* Aim *
Which lines in the rows below contain the string "bounding"? Pick out each of them and copy it.

═══ Stored records ═══

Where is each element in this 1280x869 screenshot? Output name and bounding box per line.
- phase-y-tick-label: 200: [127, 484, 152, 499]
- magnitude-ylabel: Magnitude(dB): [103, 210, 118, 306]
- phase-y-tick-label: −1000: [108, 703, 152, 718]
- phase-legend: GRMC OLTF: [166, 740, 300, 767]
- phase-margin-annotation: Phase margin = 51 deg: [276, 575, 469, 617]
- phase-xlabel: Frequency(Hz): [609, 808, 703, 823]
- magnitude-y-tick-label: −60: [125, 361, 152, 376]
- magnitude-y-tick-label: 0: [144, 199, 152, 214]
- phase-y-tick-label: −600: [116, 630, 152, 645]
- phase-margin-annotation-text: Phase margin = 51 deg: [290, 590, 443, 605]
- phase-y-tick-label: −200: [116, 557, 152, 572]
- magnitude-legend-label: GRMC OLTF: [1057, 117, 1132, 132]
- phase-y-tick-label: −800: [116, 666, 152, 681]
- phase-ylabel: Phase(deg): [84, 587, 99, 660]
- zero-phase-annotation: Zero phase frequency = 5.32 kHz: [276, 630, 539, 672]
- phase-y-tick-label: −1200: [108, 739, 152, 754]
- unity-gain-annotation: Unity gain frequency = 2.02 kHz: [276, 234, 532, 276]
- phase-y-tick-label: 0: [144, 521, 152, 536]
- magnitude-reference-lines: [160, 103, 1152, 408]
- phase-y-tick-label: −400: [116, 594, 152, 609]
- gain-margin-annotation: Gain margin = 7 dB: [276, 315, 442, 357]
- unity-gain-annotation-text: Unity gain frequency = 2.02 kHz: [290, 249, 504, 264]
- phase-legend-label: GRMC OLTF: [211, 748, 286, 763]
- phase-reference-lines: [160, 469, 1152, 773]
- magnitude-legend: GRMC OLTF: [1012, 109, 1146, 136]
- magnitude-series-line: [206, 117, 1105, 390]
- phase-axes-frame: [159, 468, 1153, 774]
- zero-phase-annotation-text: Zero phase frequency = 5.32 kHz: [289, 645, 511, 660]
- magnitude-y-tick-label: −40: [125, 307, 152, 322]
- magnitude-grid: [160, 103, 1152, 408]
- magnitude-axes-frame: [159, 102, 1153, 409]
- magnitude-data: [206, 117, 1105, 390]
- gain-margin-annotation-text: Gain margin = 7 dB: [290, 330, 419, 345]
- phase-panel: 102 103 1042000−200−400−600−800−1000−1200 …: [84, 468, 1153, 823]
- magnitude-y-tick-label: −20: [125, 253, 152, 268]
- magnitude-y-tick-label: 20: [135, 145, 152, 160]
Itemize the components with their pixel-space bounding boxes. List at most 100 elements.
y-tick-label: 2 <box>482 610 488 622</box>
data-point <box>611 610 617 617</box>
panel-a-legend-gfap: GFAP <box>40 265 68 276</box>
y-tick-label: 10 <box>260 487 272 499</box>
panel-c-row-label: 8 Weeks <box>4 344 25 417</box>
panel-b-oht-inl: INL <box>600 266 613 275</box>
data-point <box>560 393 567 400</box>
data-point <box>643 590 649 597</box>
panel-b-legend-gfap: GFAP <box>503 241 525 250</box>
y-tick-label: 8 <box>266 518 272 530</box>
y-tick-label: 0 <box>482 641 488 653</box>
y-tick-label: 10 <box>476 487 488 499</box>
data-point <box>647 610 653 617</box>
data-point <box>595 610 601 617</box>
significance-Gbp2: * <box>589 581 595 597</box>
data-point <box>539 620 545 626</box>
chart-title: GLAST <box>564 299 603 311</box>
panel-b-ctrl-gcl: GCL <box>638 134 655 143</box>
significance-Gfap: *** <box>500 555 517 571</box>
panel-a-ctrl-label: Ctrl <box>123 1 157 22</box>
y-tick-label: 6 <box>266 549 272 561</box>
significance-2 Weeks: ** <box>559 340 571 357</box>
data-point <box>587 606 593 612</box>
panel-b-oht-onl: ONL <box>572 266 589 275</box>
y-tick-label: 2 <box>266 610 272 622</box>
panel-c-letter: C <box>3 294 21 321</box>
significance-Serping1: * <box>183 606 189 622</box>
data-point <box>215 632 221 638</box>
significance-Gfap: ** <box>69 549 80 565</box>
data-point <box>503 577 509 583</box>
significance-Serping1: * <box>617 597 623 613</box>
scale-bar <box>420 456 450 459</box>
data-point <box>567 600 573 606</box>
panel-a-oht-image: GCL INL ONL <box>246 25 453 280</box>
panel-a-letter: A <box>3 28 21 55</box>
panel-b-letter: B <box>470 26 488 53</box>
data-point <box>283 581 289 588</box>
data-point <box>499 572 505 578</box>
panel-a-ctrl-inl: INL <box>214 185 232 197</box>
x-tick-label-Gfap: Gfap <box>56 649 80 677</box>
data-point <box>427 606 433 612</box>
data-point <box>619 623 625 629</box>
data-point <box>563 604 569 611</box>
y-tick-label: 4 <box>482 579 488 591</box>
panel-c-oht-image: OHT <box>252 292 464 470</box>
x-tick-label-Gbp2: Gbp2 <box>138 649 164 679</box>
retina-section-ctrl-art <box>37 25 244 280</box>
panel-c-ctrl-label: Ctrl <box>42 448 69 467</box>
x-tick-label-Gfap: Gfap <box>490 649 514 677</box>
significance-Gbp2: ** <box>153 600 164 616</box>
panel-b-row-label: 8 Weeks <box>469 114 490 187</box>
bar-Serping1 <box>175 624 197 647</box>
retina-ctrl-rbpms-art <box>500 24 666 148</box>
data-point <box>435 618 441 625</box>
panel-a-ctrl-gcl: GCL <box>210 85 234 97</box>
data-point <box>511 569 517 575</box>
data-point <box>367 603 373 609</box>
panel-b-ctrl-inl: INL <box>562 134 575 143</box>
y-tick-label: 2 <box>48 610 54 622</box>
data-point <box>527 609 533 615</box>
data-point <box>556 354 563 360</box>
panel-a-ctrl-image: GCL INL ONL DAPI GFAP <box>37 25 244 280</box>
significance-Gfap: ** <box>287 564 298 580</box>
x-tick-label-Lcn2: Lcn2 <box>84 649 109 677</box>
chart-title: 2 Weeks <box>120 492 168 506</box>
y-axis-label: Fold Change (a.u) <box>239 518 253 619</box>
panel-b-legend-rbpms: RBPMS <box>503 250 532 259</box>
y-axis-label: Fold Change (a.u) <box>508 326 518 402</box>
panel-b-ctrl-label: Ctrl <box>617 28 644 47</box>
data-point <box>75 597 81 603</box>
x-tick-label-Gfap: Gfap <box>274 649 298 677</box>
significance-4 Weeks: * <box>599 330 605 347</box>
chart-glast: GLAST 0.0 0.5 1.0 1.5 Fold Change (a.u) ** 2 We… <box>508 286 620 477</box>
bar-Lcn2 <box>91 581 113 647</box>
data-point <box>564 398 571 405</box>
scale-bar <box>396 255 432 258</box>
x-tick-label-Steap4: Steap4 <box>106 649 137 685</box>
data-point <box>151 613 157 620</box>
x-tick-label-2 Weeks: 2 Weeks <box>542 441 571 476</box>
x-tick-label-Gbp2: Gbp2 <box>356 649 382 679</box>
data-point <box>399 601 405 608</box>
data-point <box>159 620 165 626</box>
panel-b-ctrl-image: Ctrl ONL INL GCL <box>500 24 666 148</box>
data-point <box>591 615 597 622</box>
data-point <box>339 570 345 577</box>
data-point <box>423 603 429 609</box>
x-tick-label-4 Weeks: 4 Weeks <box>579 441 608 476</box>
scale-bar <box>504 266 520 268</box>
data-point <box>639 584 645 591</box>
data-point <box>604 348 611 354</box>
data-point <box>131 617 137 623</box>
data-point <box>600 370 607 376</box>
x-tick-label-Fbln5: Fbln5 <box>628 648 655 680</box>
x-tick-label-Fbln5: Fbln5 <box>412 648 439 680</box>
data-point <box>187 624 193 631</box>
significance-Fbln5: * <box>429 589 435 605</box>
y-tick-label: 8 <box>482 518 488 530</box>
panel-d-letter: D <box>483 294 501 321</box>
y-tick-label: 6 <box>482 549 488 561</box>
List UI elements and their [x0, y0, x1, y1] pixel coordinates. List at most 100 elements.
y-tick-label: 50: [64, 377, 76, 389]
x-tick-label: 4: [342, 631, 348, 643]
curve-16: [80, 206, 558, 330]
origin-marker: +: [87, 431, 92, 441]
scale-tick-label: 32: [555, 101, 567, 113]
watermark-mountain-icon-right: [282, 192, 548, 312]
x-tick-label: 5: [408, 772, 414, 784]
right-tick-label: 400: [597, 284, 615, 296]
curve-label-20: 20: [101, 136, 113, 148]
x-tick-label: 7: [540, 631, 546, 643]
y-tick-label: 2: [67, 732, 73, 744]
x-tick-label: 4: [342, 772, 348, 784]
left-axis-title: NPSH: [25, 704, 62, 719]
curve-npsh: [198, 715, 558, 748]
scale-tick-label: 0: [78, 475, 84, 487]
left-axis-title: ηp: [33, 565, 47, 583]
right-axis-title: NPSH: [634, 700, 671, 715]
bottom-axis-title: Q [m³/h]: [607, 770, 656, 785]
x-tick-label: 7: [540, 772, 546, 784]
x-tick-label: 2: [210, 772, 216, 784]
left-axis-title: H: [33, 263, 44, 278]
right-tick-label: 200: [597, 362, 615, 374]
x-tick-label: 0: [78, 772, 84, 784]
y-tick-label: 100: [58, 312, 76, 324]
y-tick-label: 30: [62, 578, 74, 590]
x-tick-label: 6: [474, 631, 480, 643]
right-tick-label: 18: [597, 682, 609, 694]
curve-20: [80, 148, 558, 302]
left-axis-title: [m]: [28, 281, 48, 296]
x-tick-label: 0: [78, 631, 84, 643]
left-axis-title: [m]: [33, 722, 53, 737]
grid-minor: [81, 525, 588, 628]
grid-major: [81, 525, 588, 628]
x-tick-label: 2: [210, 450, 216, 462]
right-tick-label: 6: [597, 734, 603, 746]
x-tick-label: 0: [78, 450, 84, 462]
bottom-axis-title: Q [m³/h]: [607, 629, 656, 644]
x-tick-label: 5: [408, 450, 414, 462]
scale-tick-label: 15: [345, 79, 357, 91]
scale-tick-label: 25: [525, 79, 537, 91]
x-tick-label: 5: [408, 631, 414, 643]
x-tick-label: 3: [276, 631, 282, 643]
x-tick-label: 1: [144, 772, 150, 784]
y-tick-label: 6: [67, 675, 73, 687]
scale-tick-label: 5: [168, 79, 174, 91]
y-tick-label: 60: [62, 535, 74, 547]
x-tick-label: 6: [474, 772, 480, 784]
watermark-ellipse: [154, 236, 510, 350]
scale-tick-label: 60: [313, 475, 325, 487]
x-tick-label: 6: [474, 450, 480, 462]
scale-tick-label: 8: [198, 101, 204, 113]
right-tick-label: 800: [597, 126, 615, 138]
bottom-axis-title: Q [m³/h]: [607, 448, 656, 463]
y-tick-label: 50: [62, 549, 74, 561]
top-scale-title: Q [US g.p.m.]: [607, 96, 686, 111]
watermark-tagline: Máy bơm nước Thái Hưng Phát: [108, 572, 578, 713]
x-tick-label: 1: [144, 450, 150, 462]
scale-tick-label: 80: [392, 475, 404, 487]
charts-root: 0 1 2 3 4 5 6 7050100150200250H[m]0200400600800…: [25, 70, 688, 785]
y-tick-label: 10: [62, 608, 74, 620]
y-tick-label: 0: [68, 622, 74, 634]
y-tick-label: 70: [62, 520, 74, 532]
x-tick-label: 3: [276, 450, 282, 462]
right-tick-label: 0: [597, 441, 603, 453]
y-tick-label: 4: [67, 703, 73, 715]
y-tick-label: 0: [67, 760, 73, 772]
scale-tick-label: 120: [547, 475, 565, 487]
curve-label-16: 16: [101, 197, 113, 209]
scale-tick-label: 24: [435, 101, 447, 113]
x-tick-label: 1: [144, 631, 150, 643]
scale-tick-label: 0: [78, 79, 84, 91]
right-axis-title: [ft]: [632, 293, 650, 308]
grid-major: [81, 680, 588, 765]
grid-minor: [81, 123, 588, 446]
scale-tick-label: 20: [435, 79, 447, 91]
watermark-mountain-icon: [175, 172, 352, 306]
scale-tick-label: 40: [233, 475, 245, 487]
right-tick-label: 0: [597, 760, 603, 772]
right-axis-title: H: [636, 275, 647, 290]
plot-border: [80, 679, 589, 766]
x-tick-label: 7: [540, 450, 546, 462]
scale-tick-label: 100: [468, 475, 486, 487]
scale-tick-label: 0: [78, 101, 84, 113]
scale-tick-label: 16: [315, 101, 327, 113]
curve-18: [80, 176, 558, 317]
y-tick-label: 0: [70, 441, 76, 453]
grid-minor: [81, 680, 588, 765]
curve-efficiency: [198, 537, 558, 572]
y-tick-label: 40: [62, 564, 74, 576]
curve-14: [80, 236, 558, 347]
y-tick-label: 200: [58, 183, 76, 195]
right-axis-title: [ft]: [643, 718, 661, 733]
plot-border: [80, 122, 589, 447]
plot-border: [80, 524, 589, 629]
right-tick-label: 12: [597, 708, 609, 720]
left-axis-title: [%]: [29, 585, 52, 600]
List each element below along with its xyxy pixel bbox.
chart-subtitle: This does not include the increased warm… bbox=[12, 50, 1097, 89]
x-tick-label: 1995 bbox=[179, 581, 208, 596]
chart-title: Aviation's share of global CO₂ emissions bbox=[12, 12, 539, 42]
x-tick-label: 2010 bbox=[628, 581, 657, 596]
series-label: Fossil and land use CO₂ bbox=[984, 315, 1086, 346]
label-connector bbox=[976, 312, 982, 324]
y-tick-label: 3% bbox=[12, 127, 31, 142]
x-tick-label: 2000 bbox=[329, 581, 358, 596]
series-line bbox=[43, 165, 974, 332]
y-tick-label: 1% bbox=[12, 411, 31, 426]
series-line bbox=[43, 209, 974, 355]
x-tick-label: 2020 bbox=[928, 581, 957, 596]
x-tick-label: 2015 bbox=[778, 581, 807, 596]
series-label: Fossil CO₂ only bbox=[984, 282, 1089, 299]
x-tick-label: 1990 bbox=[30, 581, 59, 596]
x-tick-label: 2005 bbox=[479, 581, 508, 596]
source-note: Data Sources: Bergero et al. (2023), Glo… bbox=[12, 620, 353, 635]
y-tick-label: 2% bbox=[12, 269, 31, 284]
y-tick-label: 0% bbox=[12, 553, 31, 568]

═══

* Response for this exercise *
Where is each element in this 1280x869 screenshot? Output name and bounding box per line.
Itemize the components with their pixel-space bounding boxes. List at most 100 elements.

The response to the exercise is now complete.